(Data records)
▬▬▬▬▬▬
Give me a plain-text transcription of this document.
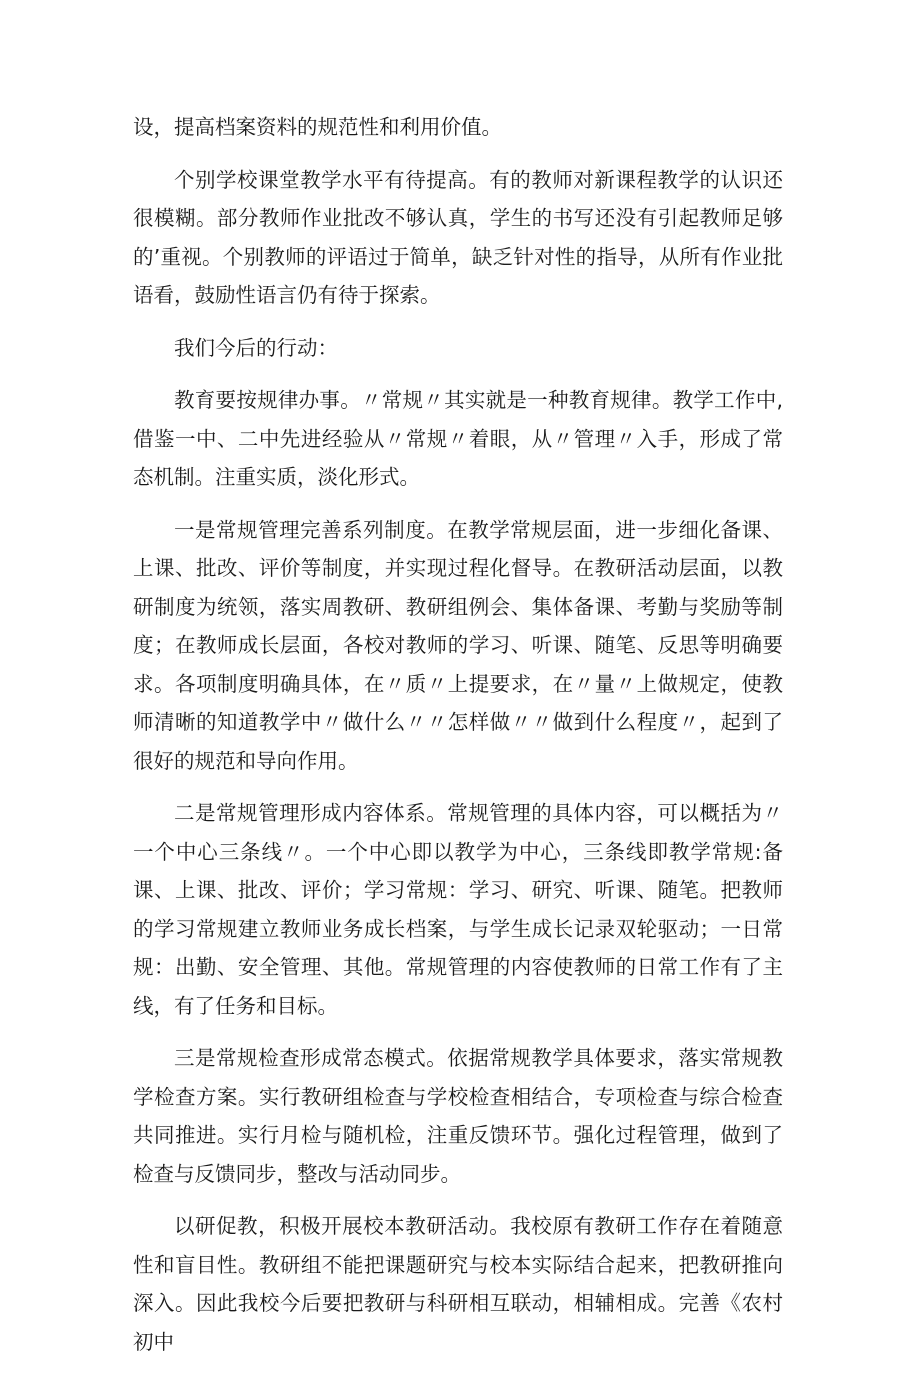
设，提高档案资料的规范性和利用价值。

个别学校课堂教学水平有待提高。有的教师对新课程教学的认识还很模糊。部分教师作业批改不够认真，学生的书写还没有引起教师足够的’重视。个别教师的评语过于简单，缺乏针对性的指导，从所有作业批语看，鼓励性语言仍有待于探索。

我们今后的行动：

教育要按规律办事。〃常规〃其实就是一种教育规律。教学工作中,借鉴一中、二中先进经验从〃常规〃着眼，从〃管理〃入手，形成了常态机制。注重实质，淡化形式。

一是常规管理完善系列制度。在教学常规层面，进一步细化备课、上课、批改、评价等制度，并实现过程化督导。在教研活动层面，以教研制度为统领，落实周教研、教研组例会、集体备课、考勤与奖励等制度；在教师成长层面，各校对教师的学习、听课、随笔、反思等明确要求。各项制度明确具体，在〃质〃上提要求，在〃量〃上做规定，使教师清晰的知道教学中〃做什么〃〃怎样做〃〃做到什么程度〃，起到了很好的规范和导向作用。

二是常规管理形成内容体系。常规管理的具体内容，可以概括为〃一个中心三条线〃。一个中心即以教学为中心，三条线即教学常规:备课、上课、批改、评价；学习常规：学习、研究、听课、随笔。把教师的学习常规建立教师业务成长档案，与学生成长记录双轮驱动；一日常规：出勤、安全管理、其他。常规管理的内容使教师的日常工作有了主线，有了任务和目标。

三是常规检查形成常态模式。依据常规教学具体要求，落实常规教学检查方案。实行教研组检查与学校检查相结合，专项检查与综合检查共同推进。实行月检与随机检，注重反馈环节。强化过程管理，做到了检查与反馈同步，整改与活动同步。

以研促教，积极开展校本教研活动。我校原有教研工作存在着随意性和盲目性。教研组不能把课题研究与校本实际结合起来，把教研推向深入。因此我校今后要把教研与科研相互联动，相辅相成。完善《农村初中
▬▬▬▬▬▬
## Requirements
Output an exact copy of the material, with the pictures removed.

## Answer for the task
Give me a plain-text transcription of this document.
设，提高档案资料的规范性和利用价值。

个别学校课堂教学水平有待提高。有的教师对新课程教学的认识还很模糊。部分教师作业批改不够认真，学生的书写还没有引起教师足够的’重视。个别教师的评语过于简单，缺乏针对性的指导，从所有作业批语看，鼓励性语言仍有待于探索。

我们今后的行动：

教育要按规律办事。〃常规〃其实就是一种教育规律。教学工作中,借鉴一中、二中先进经验从〃常规〃着眼，从〃管理〃入手，形成了常态机制。注重实质，淡化形式。

一是常规管理完善系列制度。在教学常规层面，进一步细化备课、上课、批改、评价等制度，并实现过程化督导。在教研活动层面，以教研制度为统领，落实周教研、教研组例会、集体备课、考勤与奖励等制度；在教师成长层面，各校对教师的学习、听课、随笔、反思等明确要求。各项制度明确具体，在〃质〃上提要求，在〃量〃上做规定，使教师清晰的知道教学中〃做什么〃〃怎样做〃〃做到什么程度〃，起到了很好的规范和导向作用。

二是常规管理形成内容体系。常规管理的具体内容，可以概括为〃一个中心三条线〃。一个中心即以教学为中心，三条线即教学常规:备课、上课、批改、评价；学习常规：学习、研究、听课、随笔。把教师的学习常规建立教师业务成长档案，与学生成长记录双轮驱动；一日常规：出勤、安全管理、其他。常规管理的内容使教师的日常工作有了主线，有了任务和目标。

三是常规检查形成常态模式。依据常规教学具体要求，落实常规教学检查方案。实行教研组检查与学校检查相结合，专项检查与综合检查共同推进。实行月检与随机检，注重反馈环节。强化过程管理，做到了检查与反馈同步，整改与活动同步。

以研促教，积极开展校本教研活动。我校原有教研工作存在着随意性和盲目性。教研组不能把课题研究与校本实际结合起来，把教研推向深入。因此我校今后要把教研与科研相互联动，相辅相成。完善《农村初中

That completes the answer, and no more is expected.